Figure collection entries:
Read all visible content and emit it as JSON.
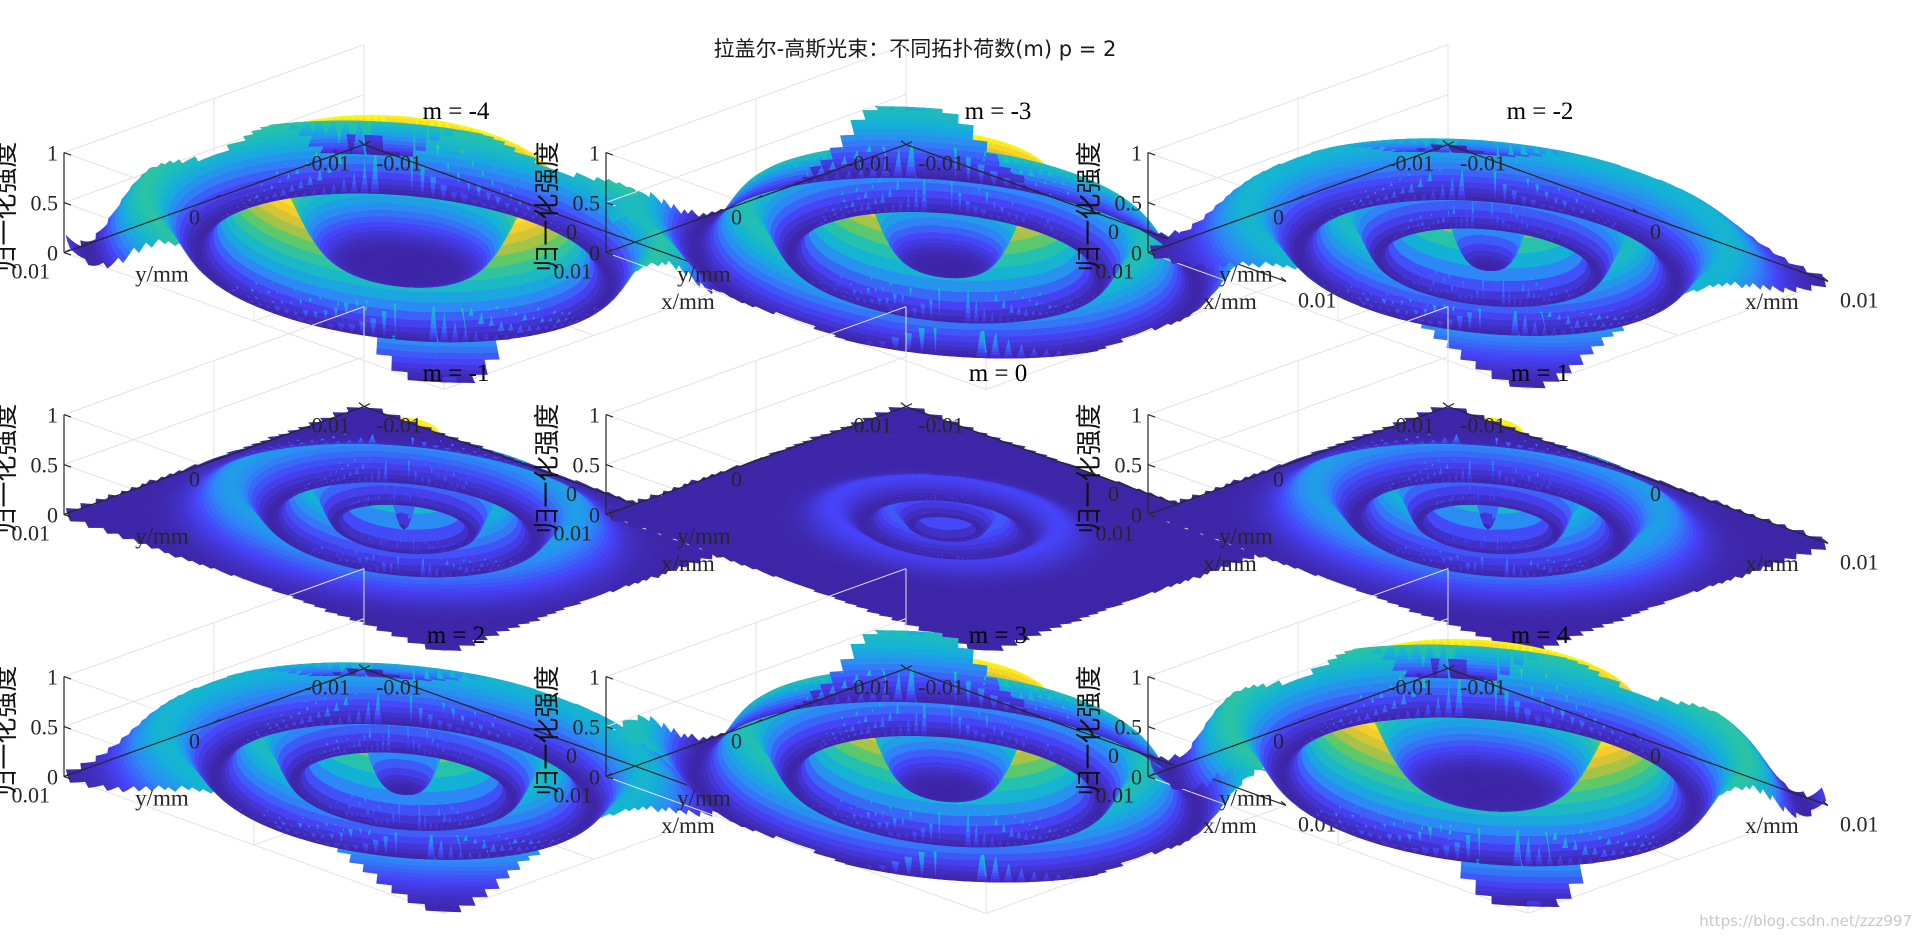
{
  "figure": {
    "title": "拉盖尔-高斯光束：不同拓扑荷数(m)    p = 2",
    "watermark": "https://blog.csdn.net/zzz997",
    "colormap": [
      "#3e26a8",
      "#4743f8",
      "#2e87f7",
      "#14b1d8",
      "#22c1b0",
      "#60c969",
      "#c1c13a",
      "#f9cd2d",
      "#f9fb15"
    ],
    "grid": true
  },
  "chart_data": {
    "type": "surface",
    "grid_layout": [
      3,
      3
    ],
    "p": 2,
    "plots": [
      {
        "title": "m = -4",
        "m": -4
      },
      {
        "title": "m = -3",
        "m": -3
      },
      {
        "title": "m = -2",
        "m": -2
      },
      {
        "title": "m = -1",
        "m": -1
      },
      {
        "title": "m = 0",
        "m": 0
      },
      {
        "title": "m = 1",
        "m": 1
      },
      {
        "title": "m = 2",
        "m": 2
      },
      {
        "title": "m = 3",
        "m": 3
      },
      {
        "title": "m = 4",
        "m": 4
      }
    ],
    "axes": {
      "xlabel": "x/mm",
      "ylabel": "y/mm",
      "zlabel": "归一化强度",
      "x_ticks": [
        "-0.01",
        "0",
        "0.01"
      ],
      "y_ticks": [
        "0.01",
        "0",
        "-0.01"
      ],
      "z_ticks": [
        "0",
        "0.5",
        "1"
      ],
      "xlim": [
        -0.01,
        0.01
      ],
      "ylim": [
        -0.01,
        0.01
      ],
      "zlim": [
        0,
        1
      ]
    }
  }
}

__Instructions for the task__.
Repeat the material above verbatim, with no pictures in the output.

__Solution to this task__.
Read all visible content and emit it as JSON.
{
  "figure": {
    "title": "拉盖尔-高斯光束：不同拓扑荷数(m)    p = 2",
    "watermark": "https://blog.csdn.net/zzz997",
    "colormap": [
      "#3e26a8",
      "#4743f8",
      "#2e87f7",
      "#14b1d8",
      "#22c1b0",
      "#60c969",
      "#c1c13a",
      "#f9cd2d",
      "#f9fb15"
    ],
    "grid": true
  },
  "chart_data": {
    "type": "surface",
    "grid_layout": [
      3,
      3
    ],
    "p": 2,
    "plots": [
      {
        "title": "m = -4",
        "m": -4
      },
      {
        "title": "m = -3",
        "m": -3
      },
      {
        "title": "m = -2",
        "m": -2
      },
      {
        "title": "m = -1",
        "m": -1
      },
      {
        "title": "m = 0",
        "m": 0
      },
      {
        "title": "m = 1",
        "m": 1
      },
      {
        "title": "m = 2",
        "m": 2
      },
      {
        "title": "m = 3",
        "m": 3
      },
      {
        "title": "m = 4",
        "m": 4
      }
    ],
    "axes": {
      "xlabel": "x/mm",
      "ylabel": "y/mm",
      "zlabel": "归一化强度",
      "x_ticks": [
        "-0.01",
        "0",
        "0.01"
      ],
      "y_ticks": [
        "0.01",
        "0",
        "-0.01"
      ],
      "z_ticks": [
        "0",
        "0.5",
        "1"
      ],
      "xlim": [
        -0.01,
        0.01
      ],
      "ylim": [
        -0.01,
        0.01
      ],
      "zlim": [
        0,
        1
      ]
    }
  }
}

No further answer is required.